-- Start Quoted text --

The 7th Circuit last year upheld a lower court’s decision that the 80,000 workers could not be certified as a class, partly because not all of them had objected to having part of their pay collected as union fees.
But on Wednesday, the Supreme Court ruled in a case involving Illinois state government worker Mark Janus that government workers can’t be forced to contribute to unions that represent them in collective bargaining. The decision was called a blow to unions and a major victory for labor opponents. The home health care case is to be reconsidered in light of that decision.
The 80,000 workers were employed by individuals with disabilities participating in the state-administered Home Services Program, which helps pay for severely disabled individuals to be cared for at home, rather than in institutions. Many of the workers were relatives of the disabled individuals who were also their caretakers.
“The (Service Employees International Union) and Blagojevich and Quinn administrations seized $32 million from 80,000 home health care providers against their will, just took their money,” said William Messenger, an attorney with the National Right to Work Legal Defense Foundation, who represents the three home health care workers who brought the original case in 2010.
Those three workers prevailed at the Supreme Court, but then returned to lower courts to try to expand the ruling to the other 80,000 workers. “We’re hoping this will eventually allow them to get that wrongfully seized money back,” he said.
The three workers argue that the home health care workers shouldn’t have had to object to paying “fair share” fees; it’s enough that they never consented, they say.
It’s a point that may carry new weight following the Janus decision. In the majority opinion in the Janus case, Justice Samuel Alito wrote that union fees cannot be deducted from employee paychecks “unless the employee affirmatively consents to pay.”

-- End Quoted text --
-- Start Record extracts --

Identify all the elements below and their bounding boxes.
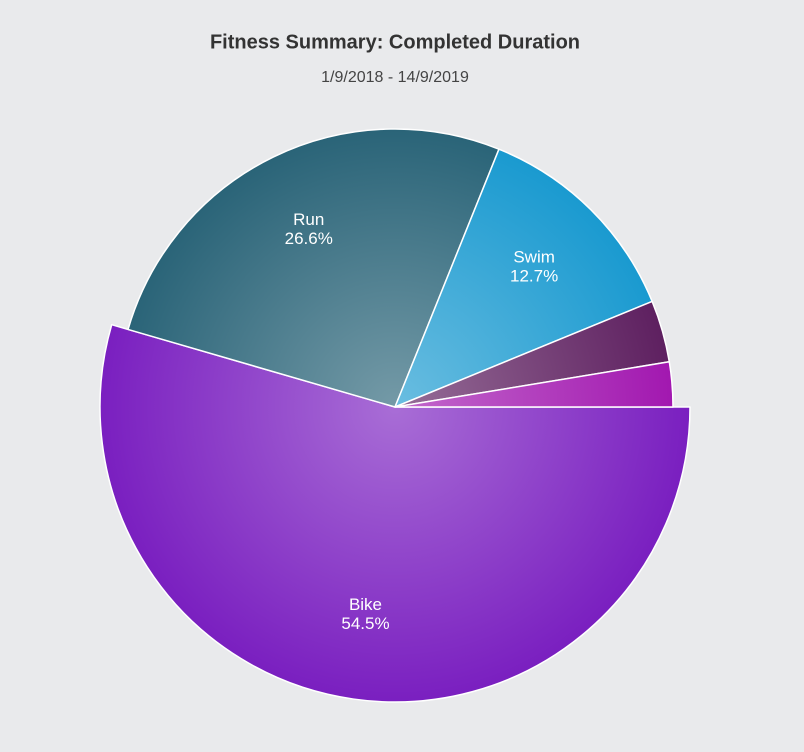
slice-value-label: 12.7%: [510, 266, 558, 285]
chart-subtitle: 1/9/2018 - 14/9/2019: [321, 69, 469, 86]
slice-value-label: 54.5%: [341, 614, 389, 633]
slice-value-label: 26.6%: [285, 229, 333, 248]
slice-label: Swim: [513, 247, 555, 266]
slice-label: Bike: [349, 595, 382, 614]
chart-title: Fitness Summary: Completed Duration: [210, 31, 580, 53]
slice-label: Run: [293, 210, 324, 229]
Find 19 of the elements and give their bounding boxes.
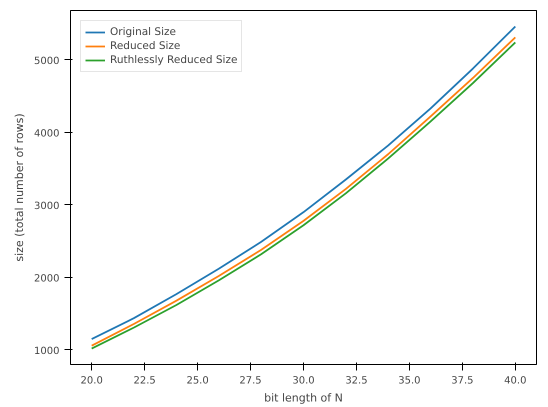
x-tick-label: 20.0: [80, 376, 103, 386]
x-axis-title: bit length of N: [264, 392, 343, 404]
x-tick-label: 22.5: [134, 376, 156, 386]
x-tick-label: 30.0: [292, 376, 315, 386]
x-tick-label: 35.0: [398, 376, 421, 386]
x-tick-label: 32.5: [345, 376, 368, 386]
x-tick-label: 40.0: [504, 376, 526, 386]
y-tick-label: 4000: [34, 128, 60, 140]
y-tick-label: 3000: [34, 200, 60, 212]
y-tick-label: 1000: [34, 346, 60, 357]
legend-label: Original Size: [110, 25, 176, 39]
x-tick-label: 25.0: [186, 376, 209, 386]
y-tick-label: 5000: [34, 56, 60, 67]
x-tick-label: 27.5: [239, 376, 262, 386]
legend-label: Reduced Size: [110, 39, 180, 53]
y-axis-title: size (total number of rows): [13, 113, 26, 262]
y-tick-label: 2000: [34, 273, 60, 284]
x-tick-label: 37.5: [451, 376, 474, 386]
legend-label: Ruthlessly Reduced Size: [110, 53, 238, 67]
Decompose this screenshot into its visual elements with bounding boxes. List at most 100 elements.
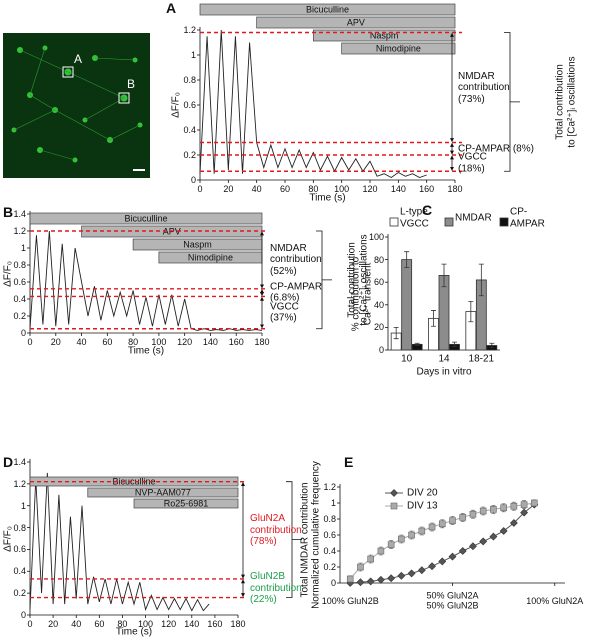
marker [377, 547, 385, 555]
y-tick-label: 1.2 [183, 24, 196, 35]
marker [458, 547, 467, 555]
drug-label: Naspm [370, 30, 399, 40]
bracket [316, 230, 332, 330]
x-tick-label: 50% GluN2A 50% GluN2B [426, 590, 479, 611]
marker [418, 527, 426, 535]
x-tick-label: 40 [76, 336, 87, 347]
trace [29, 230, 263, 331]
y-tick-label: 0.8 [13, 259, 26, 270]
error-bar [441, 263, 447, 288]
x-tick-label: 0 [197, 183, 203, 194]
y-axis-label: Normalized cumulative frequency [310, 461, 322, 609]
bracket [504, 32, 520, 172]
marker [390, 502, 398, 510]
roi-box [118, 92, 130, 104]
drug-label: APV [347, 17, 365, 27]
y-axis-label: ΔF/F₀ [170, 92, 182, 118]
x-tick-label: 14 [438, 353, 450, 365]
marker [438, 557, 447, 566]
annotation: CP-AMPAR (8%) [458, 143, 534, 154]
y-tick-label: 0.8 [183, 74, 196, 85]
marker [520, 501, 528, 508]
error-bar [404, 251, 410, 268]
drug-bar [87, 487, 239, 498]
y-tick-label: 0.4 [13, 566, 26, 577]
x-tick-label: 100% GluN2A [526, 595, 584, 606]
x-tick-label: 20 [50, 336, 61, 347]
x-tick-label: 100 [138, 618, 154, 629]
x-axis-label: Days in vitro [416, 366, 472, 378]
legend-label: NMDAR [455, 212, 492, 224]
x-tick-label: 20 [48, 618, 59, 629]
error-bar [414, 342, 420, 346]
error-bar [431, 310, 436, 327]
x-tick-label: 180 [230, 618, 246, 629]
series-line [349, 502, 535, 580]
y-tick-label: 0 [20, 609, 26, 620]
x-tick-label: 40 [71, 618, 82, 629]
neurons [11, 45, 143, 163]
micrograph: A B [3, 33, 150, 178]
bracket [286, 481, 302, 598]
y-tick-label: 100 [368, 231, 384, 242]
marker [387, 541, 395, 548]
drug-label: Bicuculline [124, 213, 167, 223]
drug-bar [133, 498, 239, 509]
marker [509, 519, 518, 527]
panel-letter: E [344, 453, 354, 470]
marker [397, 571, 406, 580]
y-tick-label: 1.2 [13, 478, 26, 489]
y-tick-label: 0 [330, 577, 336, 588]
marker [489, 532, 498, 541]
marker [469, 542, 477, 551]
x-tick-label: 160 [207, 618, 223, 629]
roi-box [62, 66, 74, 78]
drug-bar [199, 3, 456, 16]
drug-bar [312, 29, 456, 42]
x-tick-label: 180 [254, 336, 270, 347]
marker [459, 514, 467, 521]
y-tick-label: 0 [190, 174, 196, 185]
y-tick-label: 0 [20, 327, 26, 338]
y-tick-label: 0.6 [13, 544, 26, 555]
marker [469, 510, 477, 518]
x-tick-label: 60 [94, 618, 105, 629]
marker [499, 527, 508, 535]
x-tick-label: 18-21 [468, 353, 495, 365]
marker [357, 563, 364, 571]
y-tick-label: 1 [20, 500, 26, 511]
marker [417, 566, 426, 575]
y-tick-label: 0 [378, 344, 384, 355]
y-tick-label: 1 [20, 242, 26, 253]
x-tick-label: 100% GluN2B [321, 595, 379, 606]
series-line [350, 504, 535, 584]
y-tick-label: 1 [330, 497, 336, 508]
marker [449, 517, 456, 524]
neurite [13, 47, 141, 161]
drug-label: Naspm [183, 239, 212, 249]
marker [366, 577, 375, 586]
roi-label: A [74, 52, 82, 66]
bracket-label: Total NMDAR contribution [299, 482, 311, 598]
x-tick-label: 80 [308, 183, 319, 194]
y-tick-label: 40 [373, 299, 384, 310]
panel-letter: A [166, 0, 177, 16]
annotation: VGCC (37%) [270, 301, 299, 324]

-- End Record extracts --

§ **Instructions**
[1] Output the lines of the data records from the one containing "x-tick-label: 20.0: [80, 376, 103, 386]" through the one containing "legend-label: Reduced Size: [110, 39, 180, 53]", including both, reproducing each character for character.
[2] Pick up the text on the home health care workers' union fee case right after its final sentence and keep writing.
The text and the data records are unrelated pieces of material.

§ **Task answers**
[1]
x-tick-label: 20.0: [80, 376, 103, 386]
x-axis-title: bit length of N: [264, 392, 343, 404]
x-tick-label: 22.5: [134, 376, 156, 386]
x-tick-label: 30.0: [292, 376, 315, 386]
x-tick-label: 35.0: [398, 376, 421, 386]
x-tick-label: 32.5: [345, 376, 368, 386]
x-tick-label: 40.0: [504, 376, 526, 386]
y-tick-label: 4000: [34, 128, 60, 140]
y-tick-label: 3000: [34, 200, 60, 212]
y-tick-label: 1000: [34, 346, 60, 357]
legend-label: Original Size: [110, 25, 176, 39]
x-tick-label: 25.0: [186, 376, 209, 386]
y-tick-label: 5000: [34, 56, 60, 67]
x-tick-label: 27.5: [239, 376, 262, 386]
legend-label: Reduced Size: [110, 39, 180, 53]

[2]
But James Muhammad, spokesman for SEIU Healthcare Illinois, Indiana, Missouri, Kansas, said in a statement Friday that it’s “routine” for cases to be sent back to lower courts for reconsideration after major Supreme Court decisions. He expects the courts will reach the same decision as they did in the case before Janus.
“Right-wing extremists bent on silencing the voices of workers have been emboldened with the ruling for the plaintiff in Janus v. AFSCME, disallowing collection of fair share fees for collective bargaining work unions do on behalf of all workers,” Muhammad said.
The union argued in court documents in 2016 that many of those 80,000 workers would likely have supported the union and agreed to pay the fees if they had been asked. Up until 2014, the state automatically deducted those fees from home health care workers’ paychecks, regardless of whether they were union members.
The state stopped those automatic deductions after a 2014 U.S. Supreme Court decision that home care workers paid by the state are not full-fledged public employees.
Conservatives have celebrated the Janus decision as a win for workers, free speech and Gov. Bruce Rauner, who has long been a foe of organized labor.
Rauner spokeswoman Nicole Wilson declined to comment Friday. Rauner was named as a defendant in the home health care lawsuit, though he did not participate in the appeal at the 7th Circuit.